**Exercise brief**
Scan the data below for the string "MẠNH". Copy every line where it appears.

Entries from a visual dataset:
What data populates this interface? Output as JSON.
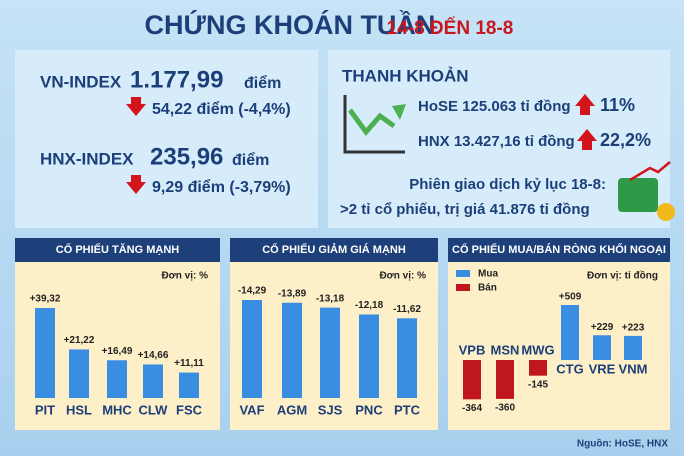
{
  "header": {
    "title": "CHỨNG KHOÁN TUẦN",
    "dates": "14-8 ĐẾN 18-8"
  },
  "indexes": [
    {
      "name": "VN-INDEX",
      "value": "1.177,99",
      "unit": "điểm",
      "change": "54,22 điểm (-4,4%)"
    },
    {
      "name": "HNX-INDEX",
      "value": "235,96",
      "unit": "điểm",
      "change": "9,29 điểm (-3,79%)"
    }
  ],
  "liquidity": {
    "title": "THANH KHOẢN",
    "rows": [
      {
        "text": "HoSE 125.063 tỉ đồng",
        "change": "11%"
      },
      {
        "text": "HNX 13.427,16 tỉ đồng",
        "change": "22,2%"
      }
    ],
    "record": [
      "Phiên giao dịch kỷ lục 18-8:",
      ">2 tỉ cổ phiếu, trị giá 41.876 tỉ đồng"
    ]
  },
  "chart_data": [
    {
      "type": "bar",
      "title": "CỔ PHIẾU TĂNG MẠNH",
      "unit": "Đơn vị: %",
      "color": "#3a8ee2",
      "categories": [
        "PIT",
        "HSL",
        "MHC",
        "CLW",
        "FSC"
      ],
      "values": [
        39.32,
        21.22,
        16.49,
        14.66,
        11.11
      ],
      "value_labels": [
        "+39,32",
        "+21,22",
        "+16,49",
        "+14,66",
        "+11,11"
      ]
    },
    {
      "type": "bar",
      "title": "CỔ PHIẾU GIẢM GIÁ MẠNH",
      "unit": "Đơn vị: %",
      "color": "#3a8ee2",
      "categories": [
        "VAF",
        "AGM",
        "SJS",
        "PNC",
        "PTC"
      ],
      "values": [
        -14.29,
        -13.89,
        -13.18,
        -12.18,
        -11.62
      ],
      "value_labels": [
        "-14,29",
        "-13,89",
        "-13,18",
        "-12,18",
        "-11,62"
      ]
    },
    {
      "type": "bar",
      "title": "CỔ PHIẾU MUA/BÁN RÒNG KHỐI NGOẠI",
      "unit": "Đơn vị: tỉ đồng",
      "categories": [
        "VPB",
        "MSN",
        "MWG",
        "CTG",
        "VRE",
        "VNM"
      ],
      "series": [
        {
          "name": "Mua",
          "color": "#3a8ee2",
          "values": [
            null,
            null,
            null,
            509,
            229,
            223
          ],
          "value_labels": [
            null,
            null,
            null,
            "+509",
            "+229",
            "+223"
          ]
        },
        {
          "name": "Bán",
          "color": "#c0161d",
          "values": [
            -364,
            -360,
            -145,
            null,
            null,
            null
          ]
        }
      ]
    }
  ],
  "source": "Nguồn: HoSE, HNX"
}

---

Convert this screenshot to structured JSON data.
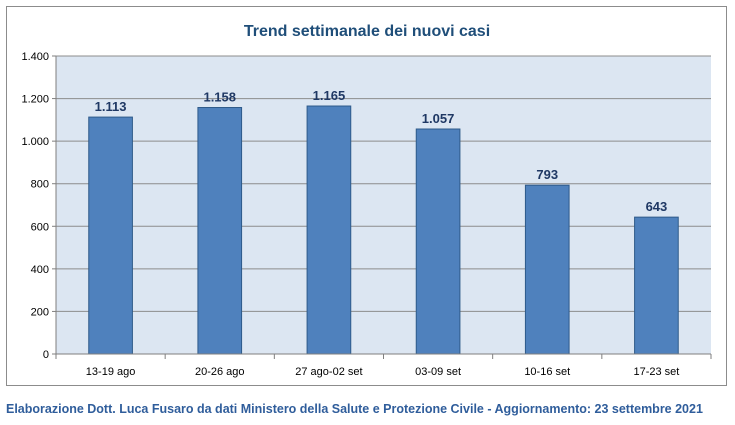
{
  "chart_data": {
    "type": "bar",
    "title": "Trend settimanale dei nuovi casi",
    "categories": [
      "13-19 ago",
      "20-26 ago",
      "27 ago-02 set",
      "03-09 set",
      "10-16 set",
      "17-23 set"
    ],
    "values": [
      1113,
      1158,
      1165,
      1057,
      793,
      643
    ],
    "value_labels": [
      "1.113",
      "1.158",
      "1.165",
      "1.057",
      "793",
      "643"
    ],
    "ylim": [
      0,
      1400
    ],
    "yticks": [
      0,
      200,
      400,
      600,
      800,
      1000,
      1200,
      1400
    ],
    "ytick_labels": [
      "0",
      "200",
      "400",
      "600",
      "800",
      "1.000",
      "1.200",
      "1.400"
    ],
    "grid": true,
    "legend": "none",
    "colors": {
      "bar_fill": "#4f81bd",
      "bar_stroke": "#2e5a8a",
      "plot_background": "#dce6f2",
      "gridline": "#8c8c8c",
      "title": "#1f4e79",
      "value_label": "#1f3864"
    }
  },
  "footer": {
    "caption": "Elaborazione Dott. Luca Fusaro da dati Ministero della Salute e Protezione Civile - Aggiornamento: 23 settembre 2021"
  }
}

**Output below**
      "title": "CỔ PHIẾU TĂNG MẠNH",
      "title": "CỔ PHIẾU GIẢM GIÁ MẠNH",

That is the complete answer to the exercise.